**** SUPPLIED ENTRIES ****

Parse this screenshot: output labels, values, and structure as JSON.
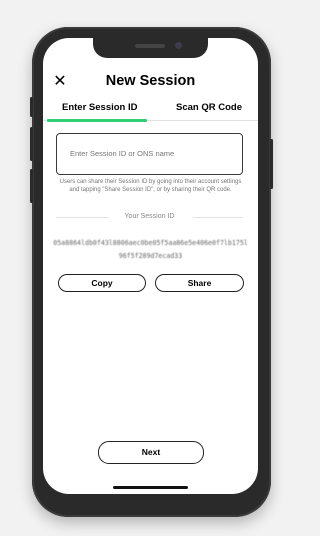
{
  "header": {
    "title": "New Session",
    "close_glyph": "✕"
  },
  "tabs": [
    {
      "label": "Enter Session ID",
      "active": true
    },
    {
      "label": "Scan QR Code",
      "active": false
    }
  ],
  "input": {
    "placeholder": "Enter Session ID or ONS name",
    "value": ""
  },
  "help_text": "Users can share their Session ID by going into their account settings and tapping \"Share Session ID\", or by sharing their QR code.",
  "your_session_id": {
    "label": "Your Session ID",
    "value": "05a8864ldb0f43l8806aec0be05f5aa86e5e406e0f7lb175l96f5f289d7ecad33"
  },
  "buttons": {
    "copy": "Copy",
    "share": "Share",
    "next": "Next"
  },
  "colors": {
    "accent": "#2fcf76",
    "background": "#ffffff",
    "phone_frame": "#2a2a2a"
  }
}
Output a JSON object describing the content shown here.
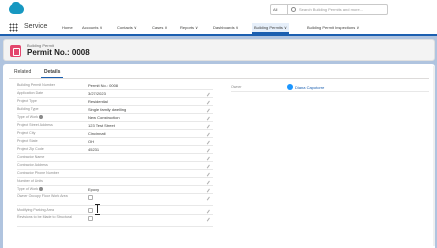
{
  "header": {
    "search_scope": "All",
    "search_placeholder": "Search Building Permits and more..."
  },
  "nav": {
    "app_name": "Service",
    "items": [
      {
        "label": "Home"
      },
      {
        "label": "Accounts ∨"
      },
      {
        "label": "Contacts ∨"
      },
      {
        "label": "Cases ∨"
      },
      {
        "label": "Reports ∨"
      },
      {
        "label": "Dashboards ∨"
      },
      {
        "label": "Building Permits ∨"
      },
      {
        "label": "Building Permit Inspections ∨"
      }
    ]
  },
  "record": {
    "type": "Building Permit",
    "title": "Permit No.: 0008"
  },
  "tabs": [
    {
      "label": "Related"
    },
    {
      "label": "Details"
    }
  ],
  "owner": {
    "label": "Owner",
    "name": "Diana Capotorre"
  },
  "fields": [
    {
      "label": "Building Permit Number",
      "value": "Permit No.: 0008"
    },
    {
      "label": "Application Date",
      "value": "3/27/2023"
    },
    {
      "label": "Project Type",
      "value": "Residential"
    },
    {
      "label": "Building Type",
      "value": "Single family dwelling"
    },
    {
      "label": "Type of Work",
      "value": "New Construction"
    },
    {
      "label": "Project Street Address",
      "value": "123 Test Street"
    },
    {
      "label": "Project City",
      "value": "Cincinnati"
    },
    {
      "label": "Project State",
      "value": "OH"
    },
    {
      "label": "Project Zip Code",
      "value": "45231"
    },
    {
      "label": "Contractor Name",
      "value": ""
    },
    {
      "label": "Contractor Address",
      "value": ""
    },
    {
      "label": "Contractor Phone Number",
      "value": ""
    },
    {
      "label": "Number of Units",
      "value": ""
    },
    {
      "label": "Type of Work",
      "value": "Epoxy"
    },
    {
      "label": "Owner Occupy Floor Work Area",
      "value": ""
    },
    {
      "label": "Modifying Parking Area",
      "value": ""
    },
    {
      "label": "Revisions to be Made to Structural",
      "value": ""
    }
  ]
}
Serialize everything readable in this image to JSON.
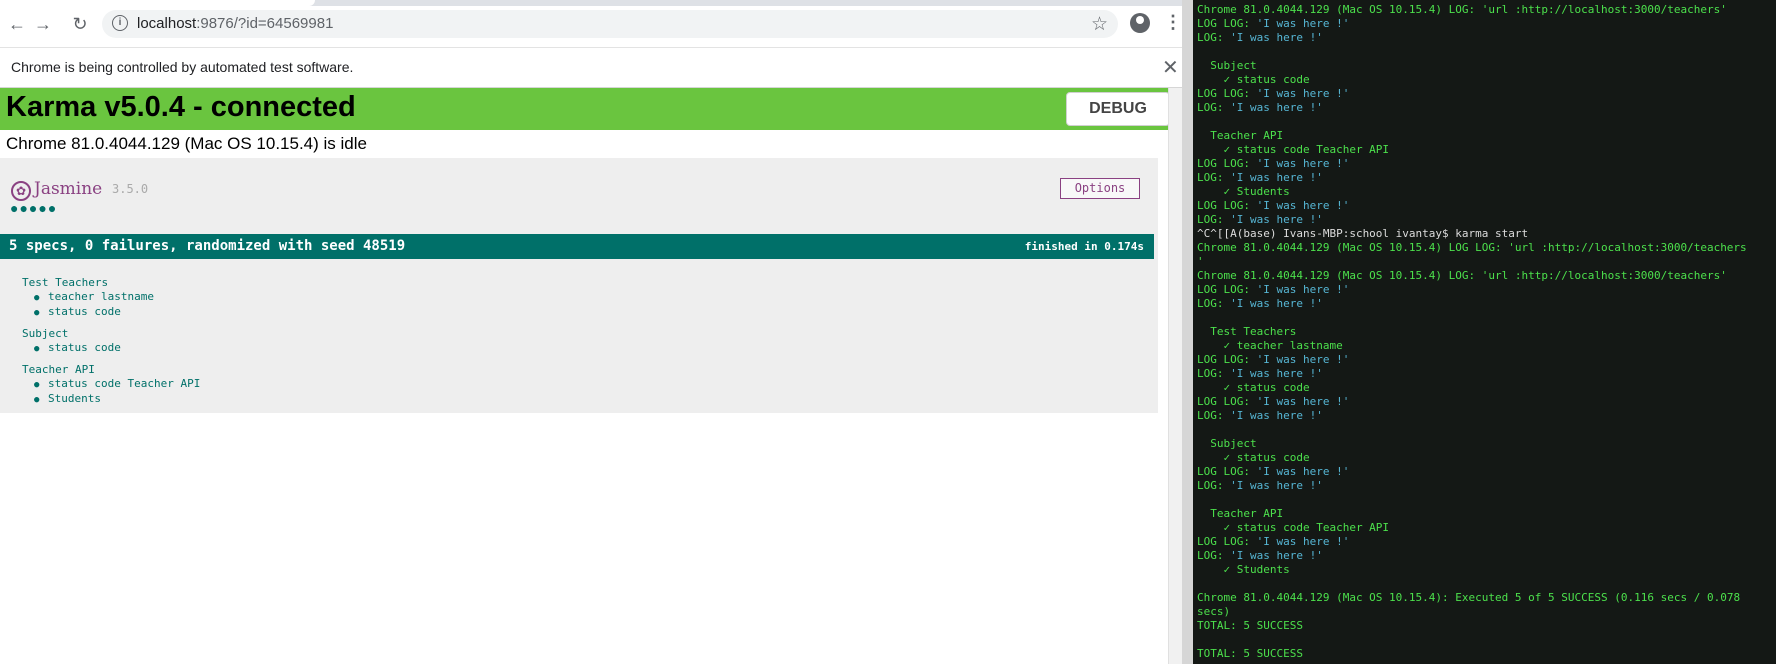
{
  "browser": {
    "url_host": "localhost",
    "url_path": ":9876/?id=64569981",
    "infobar_message": "Chrome is being controlled by automated test software.",
    "back_icon": "←",
    "forward_icon": "→",
    "reload_icon": "↻",
    "star_icon": "☆",
    "menu_icon": "⋮",
    "close_icon": "✕"
  },
  "karma": {
    "title": "Karma v5.0.4 - connected",
    "debug_label": "DEBUG",
    "status": "Chrome 81.0.4044.129 (Mac OS 10.15.4) is idle",
    "banner_color": "#6ac53f"
  },
  "jasmine": {
    "brand": "Jasmine",
    "version": "3.5.0",
    "options_label": "Options",
    "dots": "●●●●●",
    "summary": "5 specs, 0 failures, randomized with seed 48519",
    "duration": "finished in 0.174s",
    "accent_color": "#007069",
    "suites": [
      {
        "name": "Test Teachers",
        "specs": [
          "teacher lastname",
          "status code"
        ]
      },
      {
        "name": "Subject",
        "specs": [
          "status code"
        ]
      },
      {
        "name": "Teacher API",
        "specs": [
          "status code Teacher API",
          "Students"
        ]
      }
    ]
  },
  "terminal": {
    "lines": [
      [
        {
          "t": "Chrome 81.0.4044.129 (Mac OS 10.15.4) LOG: ",
          "c": "green"
        },
        {
          "t": "'url :http://localhost:3000/teachers'",
          "c": "green"
        }
      ],
      [
        {
          "t": "LOG LOG: ",
          "c": "green"
        },
        {
          "t": "'I was here !'",
          "c": "cyan"
        }
      ],
      [
        {
          "t": "LOG: ",
          "c": "green"
        },
        {
          "t": "'I was here !'",
          "c": "cyan"
        }
      ],
      [],
      [
        {
          "t": "  Subject",
          "c": "green"
        }
      ],
      [
        {
          "t": "    ✓ status code",
          "c": "green"
        }
      ],
      [
        {
          "t": "LOG LOG: ",
          "c": "green"
        },
        {
          "t": "'I was here !'",
          "c": "cyan"
        }
      ],
      [
        {
          "t": "LOG: ",
          "c": "green"
        },
        {
          "t": "'I was here !'",
          "c": "cyan"
        }
      ],
      [],
      [
        {
          "t": "  Teacher API",
          "c": "green"
        }
      ],
      [
        {
          "t": "    ✓ status code Teacher API",
          "c": "green"
        }
      ],
      [
        {
          "t": "LOG LOG: ",
          "c": "green"
        },
        {
          "t": "'I was here !'",
          "c": "cyan"
        }
      ],
      [
        {
          "t": "LOG: ",
          "c": "green"
        },
        {
          "t": "'I was here !'",
          "c": "cyan"
        }
      ],
      [
        {
          "t": "    ✓ Students",
          "c": "green"
        }
      ],
      [
        {
          "t": "LOG LOG: ",
          "c": "green"
        },
        {
          "t": "'I was here !'",
          "c": "cyan"
        }
      ],
      [
        {
          "t": "LOG: ",
          "c": "green"
        },
        {
          "t": "'I was here !'",
          "c": "cyan"
        }
      ],
      [
        {
          "t": "^C^[[A(base) Ivans-MBP:school ivantay$ karma start",
          "c": "white"
        }
      ],
      [
        {
          "t": "Chrome 81.0.4044.129 (Mac OS 10.15.4) LOG LOG: ",
          "c": "green"
        },
        {
          "t": "'url :http://localhost:3000/teachers",
          "c": "green"
        }
      ],
      [
        {
          "t": "'",
          "c": "green"
        }
      ],
      [
        {
          "t": "Chrome 81.0.4044.129 (Mac OS 10.15.4) LOG: ",
          "c": "green"
        },
        {
          "t": "'url :http://localhost:3000/teachers'",
          "c": "green"
        }
      ],
      [
        {
          "t": "LOG LOG: ",
          "c": "green"
        },
        {
          "t": "'I was here !'",
          "c": "cyan"
        }
      ],
      [
        {
          "t": "LOG: ",
          "c": "green"
        },
        {
          "t": "'I was here !'",
          "c": "cyan"
        }
      ],
      [],
      [
        {
          "t": "  Test Teachers",
          "c": "green"
        }
      ],
      [
        {
          "t": "    ✓ teacher lastname",
          "c": "green"
        }
      ],
      [
        {
          "t": "LOG LOG: ",
          "c": "green"
        },
        {
          "t": "'I was here !'",
          "c": "cyan"
        }
      ],
      [
        {
          "t": "LOG: ",
          "c": "green"
        },
        {
          "t": "'I was here !'",
          "c": "cyan"
        }
      ],
      [
        {
          "t": "    ✓ status code",
          "c": "green"
        }
      ],
      [
        {
          "t": "LOG LOG: ",
          "c": "green"
        },
        {
          "t": "'I was here !'",
          "c": "cyan"
        }
      ],
      [
        {
          "t": "LOG: ",
          "c": "green"
        },
        {
          "t": "'I was here !'",
          "c": "cyan"
        }
      ],
      [],
      [
        {
          "t": "  Subject",
          "c": "green"
        }
      ],
      [
        {
          "t": "    ✓ status code",
          "c": "green"
        }
      ],
      [
        {
          "t": "LOG LOG: ",
          "c": "green"
        },
        {
          "t": "'I was here !'",
          "c": "cyan"
        }
      ],
      [
        {
          "t": "LOG: ",
          "c": "green"
        },
        {
          "t": "'I was here !'",
          "c": "cyan"
        }
      ],
      [],
      [
        {
          "t": "  Teacher API",
          "c": "green"
        }
      ],
      [
        {
          "t": "    ✓ status code Teacher API",
          "c": "green"
        }
      ],
      [
        {
          "t": "LOG LOG: ",
          "c": "green"
        },
        {
          "t": "'I was here !'",
          "c": "cyan"
        }
      ],
      [
        {
          "t": "LOG: ",
          "c": "green"
        },
        {
          "t": "'I was here !'",
          "c": "cyan"
        }
      ],
      [
        {
          "t": "    ✓ Students",
          "c": "green"
        }
      ],
      [],
      [
        {
          "t": "Chrome 81.0.4044.129 (Mac OS 10.15.4): Executed 5 of 5 ",
          "c": "green"
        },
        {
          "t": "SUCCESS",
          "c": "green"
        },
        {
          "t": " (0.116 secs / 0.078",
          "c": "green"
        }
      ],
      [
        {
          "t": "secs)",
          "c": "green"
        }
      ],
      [
        {
          "t": "TOTAL: 5 SUCCESS",
          "c": "green"
        }
      ],
      [],
      [
        {
          "t": "TOTAL: 5 SUCCESS",
          "c": "green"
        }
      ]
    ]
  }
}
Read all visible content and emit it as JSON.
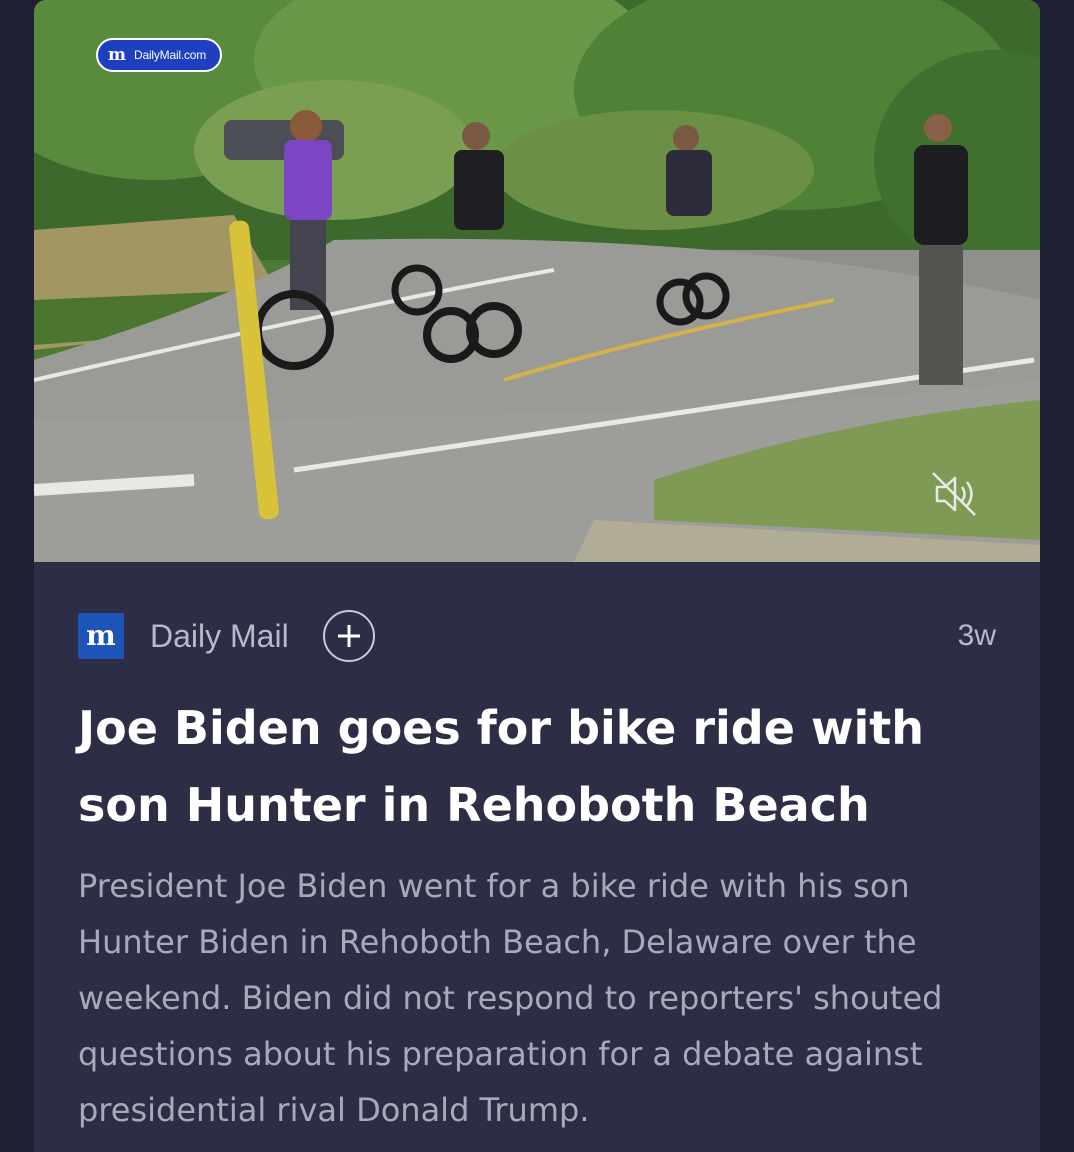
{
  "video": {
    "watermark_logo": "m",
    "watermark_text": "DailyMail.com",
    "mute_icon": "speaker-muted-icon"
  },
  "article": {
    "publisher_logo": "m",
    "publisher": "Daily Mail",
    "follow_icon": "plus-icon",
    "age": "3w",
    "headline": "Joe Biden goes for bike ride with son Hunter in Rehoboth Beach",
    "summary": "President Joe Biden went for a bike ride with his son Hunter Biden in Rehoboth Beach, Delaware over the weekend. Biden did not respond to reporters' shouted questions about his preparation for a debate against presidential rival Donald Trump."
  },
  "colors": {
    "background": "#202034",
    "card": "#2d2d45",
    "publisher_brand": "#1c54b7",
    "headline": "#ffffff",
    "summary": "#a9a9b9"
  }
}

****

# WHAT YOU NEED TO DO
Show every line above in which the word "Street" occurs.

# EXERCISE ANSWER
      "label": "Project Street Address",
      "value": "123 Test Street"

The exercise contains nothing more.